**Exercise instructions:**
Find the string "Messengers" in the records. Copy every line it appears in.

---

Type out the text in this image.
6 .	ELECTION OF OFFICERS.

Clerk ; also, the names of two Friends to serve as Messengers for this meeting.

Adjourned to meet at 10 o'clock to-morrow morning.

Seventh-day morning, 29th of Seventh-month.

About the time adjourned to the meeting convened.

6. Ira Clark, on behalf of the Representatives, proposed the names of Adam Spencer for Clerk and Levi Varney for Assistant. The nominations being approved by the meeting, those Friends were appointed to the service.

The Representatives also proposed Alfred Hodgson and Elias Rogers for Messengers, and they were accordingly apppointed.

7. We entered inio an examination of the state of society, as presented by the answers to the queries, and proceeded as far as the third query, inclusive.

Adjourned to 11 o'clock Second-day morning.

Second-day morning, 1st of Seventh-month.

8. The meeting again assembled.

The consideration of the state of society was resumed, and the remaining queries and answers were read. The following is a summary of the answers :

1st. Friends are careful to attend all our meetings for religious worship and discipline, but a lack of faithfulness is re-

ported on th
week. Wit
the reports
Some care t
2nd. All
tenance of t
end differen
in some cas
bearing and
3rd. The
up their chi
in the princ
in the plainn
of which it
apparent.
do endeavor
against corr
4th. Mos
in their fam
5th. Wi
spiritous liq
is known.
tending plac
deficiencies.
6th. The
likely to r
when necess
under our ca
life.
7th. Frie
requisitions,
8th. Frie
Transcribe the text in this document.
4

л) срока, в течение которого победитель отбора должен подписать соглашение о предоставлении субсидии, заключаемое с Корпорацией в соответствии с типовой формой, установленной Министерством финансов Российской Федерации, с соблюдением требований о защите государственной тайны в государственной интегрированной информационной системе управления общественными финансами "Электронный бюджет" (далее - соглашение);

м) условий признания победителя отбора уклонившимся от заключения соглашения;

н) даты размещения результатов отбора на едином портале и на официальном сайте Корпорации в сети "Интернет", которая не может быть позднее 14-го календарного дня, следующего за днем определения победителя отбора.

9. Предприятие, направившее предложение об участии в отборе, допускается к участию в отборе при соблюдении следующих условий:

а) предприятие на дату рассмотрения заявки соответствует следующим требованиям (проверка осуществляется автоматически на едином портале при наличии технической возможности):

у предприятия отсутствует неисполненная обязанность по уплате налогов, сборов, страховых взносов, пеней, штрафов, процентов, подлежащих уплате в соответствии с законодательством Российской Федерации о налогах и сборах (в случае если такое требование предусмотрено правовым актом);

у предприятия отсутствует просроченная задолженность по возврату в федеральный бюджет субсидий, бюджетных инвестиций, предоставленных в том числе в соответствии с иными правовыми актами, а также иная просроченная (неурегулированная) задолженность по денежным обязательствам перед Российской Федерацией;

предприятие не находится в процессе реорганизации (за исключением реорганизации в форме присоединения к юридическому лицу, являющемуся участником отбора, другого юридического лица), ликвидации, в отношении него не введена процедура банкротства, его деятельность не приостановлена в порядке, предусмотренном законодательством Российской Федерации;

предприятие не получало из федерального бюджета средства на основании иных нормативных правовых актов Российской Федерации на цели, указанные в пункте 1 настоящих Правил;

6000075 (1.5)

---

**Finished answer:**
Clerk ; also, the names of two Friends to serve as Messengers for this meeting.
The Representatives also proposed Alfred Hodgson and Elias Rogers for Messengers, and they were accordingly apppointed.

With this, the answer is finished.